Transcribe each line exactly.

════════

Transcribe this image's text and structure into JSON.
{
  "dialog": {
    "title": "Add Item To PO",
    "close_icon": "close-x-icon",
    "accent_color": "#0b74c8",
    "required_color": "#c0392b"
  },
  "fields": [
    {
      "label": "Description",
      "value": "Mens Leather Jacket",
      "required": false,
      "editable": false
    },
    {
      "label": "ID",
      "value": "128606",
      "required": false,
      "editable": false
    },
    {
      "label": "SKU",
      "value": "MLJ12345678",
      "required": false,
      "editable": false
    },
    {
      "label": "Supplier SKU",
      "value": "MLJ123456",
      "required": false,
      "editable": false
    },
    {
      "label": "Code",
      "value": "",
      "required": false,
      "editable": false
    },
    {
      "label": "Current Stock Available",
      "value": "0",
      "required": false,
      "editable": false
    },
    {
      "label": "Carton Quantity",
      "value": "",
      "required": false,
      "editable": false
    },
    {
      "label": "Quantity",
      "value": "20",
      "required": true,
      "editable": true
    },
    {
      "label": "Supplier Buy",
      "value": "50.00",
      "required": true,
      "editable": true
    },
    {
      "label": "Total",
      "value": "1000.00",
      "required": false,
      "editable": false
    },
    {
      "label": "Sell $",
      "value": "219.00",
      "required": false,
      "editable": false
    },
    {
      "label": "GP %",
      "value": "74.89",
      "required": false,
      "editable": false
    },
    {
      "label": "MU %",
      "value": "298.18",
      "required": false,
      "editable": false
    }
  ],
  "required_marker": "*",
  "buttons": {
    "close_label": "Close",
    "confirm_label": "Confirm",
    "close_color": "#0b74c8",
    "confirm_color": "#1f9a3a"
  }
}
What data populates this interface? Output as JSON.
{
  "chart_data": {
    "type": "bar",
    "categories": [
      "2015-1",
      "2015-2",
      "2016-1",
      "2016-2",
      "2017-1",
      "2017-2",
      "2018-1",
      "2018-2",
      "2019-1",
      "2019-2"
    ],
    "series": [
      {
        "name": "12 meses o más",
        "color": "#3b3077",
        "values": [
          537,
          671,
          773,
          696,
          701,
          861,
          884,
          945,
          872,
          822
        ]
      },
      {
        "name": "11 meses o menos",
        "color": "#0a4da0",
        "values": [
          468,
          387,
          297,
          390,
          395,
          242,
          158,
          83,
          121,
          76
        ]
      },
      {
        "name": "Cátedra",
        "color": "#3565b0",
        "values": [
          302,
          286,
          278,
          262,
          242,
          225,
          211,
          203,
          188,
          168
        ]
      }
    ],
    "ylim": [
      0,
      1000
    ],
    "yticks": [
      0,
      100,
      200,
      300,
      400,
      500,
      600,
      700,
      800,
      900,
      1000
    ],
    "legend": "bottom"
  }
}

════════

(Output below)
Transcribe this image's text and structure into JSON.
{
  "dialog": {
    "title": "Add Item To PO",
    "close_icon": "close-x-icon",
    "accent_color": "#0b74c8",
    "required_color": "#c0392b"
  },
  "fields": [
    {
      "label": "Description",
      "value": "Mens Leather Jacket",
      "required": false,
      "editable": false
    },
    {
      "label": "ID",
      "value": "128606",
      "required": false,
      "editable": false
    },
    {
      "label": "SKU",
      "value": "MLJ12345678",
      "required": false,
      "editable": false
    },
    {
      "label": "Supplier SKU",
      "value": "MLJ123456",
      "required": false,
      "editable": false
    },
    {
      "label": "Code",
      "value": "",
      "required": false,
      "editable": false
    },
    {
      "label": "Current Stock Available",
      "value": "0",
      "required": false,
      "editable": false
    },
    {
      "label": "Carton Quantity",
      "value": "",
      "required": false,
      "editable": false
    },
    {
      "label": "Quantity",
      "value": "20",
      "required": true,
      "editable": true
    },
    {
      "label": "Supplier Buy",
      "value": "50.00",
      "required": true,
      "editable": true
    },
    {
      "label": "Total",
      "value": "1000.00",
      "required": false,
      "editable": false
    },
    {
      "label": "Sell $",
      "value": "219.00",
      "required": false,
      "editable": false
    },
    {
      "label": "GP %",
      "value": "74.89",
      "required": false,
      "editable": false
    },
    {
      "label": "MU %",
      "value": "298.18",
      "required": false,
      "editable": false
    }
  ],
  "required_marker": "*",
  "buttons": {
    "close_label": "Close",
    "confirm_label": "Confirm",
    "close_color": "#0b74c8",
    "confirm_color": "#1f9a3a"
  }
}
What data populates this interface? Output as JSON.
{
  "chart_data": {
    "type": "bar",
    "categories": [
      "2015-1",
      "2015-2",
      "2016-1",
      "2016-2",
      "2017-1",
      "2017-2",
      "2018-1",
      "2018-2",
      "2019-1",
      "2019-2"
    ],
    "series": [
      {
        "name": "12 meses o más",
        "color": "#3b3077",
        "values": [
          537,
          671,
          773,
          696,
          701,
          861,
          884,
          945,
          872,
          822
        ]
      },
      {
        "name": "11 meses o menos",
        "color": "#0a4da0",
        "values": [
          468,
          387,
          297,
          390,
          395,
          242,
          158,
          83,
          121,
          76
        ]
      },
      {
        "name": "Cátedra",
        "color": "#3565b0",
        "values": [
          302,
          286,
          278,
          262,
          242,
          225,
          211,
          203,
          188,
          168
        ]
      }
    ],
    "ylim": [
      0,
      1000
    ],
    "yticks": [
      0,
      100,
      200,
      300,
      400,
      500,
      600,
      700,
      800,
      900,
      1000
    ],
    "legend": "bottom"
  }
}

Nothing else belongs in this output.